> _The task_: Return each line that holds the word "this".

> _Records_:

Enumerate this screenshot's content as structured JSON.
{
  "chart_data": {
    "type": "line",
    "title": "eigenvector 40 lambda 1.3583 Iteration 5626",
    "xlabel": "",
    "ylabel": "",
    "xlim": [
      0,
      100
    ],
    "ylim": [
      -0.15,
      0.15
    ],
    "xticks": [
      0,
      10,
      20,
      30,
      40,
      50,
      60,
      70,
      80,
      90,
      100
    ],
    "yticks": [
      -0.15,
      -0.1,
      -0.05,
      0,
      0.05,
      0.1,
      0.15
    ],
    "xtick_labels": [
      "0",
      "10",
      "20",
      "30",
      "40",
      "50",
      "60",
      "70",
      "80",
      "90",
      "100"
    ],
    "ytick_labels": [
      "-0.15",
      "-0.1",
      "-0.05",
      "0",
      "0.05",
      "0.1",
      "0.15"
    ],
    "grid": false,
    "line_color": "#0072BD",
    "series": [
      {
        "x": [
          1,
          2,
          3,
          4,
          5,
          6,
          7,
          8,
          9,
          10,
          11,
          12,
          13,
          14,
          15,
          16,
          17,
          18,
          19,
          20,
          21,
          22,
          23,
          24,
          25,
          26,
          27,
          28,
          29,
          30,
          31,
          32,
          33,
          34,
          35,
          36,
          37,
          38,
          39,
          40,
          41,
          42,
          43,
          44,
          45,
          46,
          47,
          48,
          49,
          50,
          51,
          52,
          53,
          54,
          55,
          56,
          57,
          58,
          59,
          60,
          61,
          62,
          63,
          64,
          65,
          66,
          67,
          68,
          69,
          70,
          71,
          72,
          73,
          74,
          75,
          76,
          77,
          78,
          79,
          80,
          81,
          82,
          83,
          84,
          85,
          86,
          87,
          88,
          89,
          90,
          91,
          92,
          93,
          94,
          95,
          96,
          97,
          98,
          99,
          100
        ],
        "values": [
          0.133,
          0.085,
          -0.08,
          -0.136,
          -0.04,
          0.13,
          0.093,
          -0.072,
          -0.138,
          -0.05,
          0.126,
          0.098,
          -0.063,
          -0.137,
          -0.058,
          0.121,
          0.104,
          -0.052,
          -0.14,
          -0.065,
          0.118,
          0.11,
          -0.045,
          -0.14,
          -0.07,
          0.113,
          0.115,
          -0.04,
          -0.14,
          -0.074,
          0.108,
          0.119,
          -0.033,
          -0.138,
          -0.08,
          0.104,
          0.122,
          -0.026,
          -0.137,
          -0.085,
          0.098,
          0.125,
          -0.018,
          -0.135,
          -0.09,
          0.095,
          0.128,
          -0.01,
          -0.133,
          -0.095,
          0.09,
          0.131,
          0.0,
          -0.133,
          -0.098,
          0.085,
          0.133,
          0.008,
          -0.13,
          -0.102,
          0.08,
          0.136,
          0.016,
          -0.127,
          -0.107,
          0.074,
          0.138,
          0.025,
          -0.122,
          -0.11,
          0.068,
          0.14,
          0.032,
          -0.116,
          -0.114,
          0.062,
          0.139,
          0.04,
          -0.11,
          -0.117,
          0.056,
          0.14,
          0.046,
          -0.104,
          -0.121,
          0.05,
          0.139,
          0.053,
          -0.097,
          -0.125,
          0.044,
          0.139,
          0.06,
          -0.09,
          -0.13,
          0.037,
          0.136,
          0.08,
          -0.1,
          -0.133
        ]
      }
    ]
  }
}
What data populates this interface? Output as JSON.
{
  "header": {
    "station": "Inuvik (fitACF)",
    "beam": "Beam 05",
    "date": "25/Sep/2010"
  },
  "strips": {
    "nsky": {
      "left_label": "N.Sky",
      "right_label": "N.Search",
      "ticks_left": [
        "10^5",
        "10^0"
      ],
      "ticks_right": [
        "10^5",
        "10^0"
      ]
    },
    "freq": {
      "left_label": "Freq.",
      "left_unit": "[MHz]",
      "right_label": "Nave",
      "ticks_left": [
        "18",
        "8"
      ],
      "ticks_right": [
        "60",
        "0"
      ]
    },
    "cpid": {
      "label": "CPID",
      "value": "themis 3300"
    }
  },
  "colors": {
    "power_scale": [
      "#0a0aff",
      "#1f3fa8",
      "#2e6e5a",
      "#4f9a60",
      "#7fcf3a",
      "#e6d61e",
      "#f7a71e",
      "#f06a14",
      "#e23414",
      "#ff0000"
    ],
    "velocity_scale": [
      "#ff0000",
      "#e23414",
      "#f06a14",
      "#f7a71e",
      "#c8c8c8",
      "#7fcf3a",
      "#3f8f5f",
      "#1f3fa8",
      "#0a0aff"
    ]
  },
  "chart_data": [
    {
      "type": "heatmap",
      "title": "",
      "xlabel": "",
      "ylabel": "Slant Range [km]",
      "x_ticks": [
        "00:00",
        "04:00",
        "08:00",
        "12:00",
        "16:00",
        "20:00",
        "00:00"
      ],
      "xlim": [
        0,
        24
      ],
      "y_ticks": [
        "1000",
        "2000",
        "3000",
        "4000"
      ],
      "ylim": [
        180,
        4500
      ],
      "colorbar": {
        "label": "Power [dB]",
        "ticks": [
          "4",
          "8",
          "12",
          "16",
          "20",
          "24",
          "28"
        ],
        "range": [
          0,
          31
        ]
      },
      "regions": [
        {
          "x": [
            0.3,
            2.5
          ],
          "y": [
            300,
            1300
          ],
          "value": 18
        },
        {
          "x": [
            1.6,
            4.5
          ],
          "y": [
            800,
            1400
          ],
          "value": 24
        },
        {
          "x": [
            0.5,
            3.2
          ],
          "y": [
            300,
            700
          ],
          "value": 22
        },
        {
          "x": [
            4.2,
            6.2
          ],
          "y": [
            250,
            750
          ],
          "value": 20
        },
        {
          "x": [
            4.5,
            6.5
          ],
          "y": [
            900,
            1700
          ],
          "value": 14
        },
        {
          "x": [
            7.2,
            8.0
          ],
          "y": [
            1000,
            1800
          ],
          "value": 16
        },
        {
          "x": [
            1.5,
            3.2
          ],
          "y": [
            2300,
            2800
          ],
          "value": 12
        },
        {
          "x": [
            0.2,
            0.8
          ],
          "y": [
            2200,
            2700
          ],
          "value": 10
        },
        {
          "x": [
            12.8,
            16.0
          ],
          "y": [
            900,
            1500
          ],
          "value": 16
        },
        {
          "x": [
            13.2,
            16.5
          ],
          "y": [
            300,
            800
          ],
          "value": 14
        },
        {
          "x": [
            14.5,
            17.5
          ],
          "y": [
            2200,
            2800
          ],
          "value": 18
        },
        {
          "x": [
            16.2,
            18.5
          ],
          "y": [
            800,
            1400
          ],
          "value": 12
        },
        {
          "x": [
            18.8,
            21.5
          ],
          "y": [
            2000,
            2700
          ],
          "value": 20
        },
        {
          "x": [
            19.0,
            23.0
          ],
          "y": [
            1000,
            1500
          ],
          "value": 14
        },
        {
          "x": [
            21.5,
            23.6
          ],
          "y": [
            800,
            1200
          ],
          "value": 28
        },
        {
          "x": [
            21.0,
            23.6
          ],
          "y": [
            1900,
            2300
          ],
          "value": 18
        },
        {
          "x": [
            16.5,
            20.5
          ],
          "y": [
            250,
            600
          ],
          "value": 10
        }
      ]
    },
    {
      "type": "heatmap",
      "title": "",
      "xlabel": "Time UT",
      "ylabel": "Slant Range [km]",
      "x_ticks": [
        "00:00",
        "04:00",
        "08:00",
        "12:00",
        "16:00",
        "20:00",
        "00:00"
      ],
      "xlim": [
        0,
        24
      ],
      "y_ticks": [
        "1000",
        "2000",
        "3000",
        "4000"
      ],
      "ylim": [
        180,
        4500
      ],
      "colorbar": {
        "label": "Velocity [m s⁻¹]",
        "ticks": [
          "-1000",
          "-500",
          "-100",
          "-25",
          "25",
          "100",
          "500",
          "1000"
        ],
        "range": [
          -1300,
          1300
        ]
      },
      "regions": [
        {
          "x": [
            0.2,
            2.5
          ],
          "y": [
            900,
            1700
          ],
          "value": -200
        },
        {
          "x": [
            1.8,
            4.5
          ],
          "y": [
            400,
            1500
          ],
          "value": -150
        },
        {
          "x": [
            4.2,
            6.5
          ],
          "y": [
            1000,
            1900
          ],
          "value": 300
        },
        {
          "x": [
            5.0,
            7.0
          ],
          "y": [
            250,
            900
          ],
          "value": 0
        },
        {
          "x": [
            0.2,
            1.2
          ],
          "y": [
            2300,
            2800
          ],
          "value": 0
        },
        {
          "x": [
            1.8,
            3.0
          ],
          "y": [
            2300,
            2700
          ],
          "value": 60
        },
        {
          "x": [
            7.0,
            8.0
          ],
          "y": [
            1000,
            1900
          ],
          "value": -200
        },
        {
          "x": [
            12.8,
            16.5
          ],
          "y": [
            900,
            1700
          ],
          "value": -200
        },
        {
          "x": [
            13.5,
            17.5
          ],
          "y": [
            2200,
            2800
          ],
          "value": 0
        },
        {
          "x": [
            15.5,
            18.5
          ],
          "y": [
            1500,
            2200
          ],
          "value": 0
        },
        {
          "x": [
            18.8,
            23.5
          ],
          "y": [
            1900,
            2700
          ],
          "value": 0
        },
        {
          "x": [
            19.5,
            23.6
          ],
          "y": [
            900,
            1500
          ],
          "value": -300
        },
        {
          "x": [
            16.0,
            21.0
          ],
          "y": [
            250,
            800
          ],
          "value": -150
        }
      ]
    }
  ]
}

> _Worked solution_:
Enumerate this screenshot's content as structured JSON.
What data populates this interface? Output as JSON.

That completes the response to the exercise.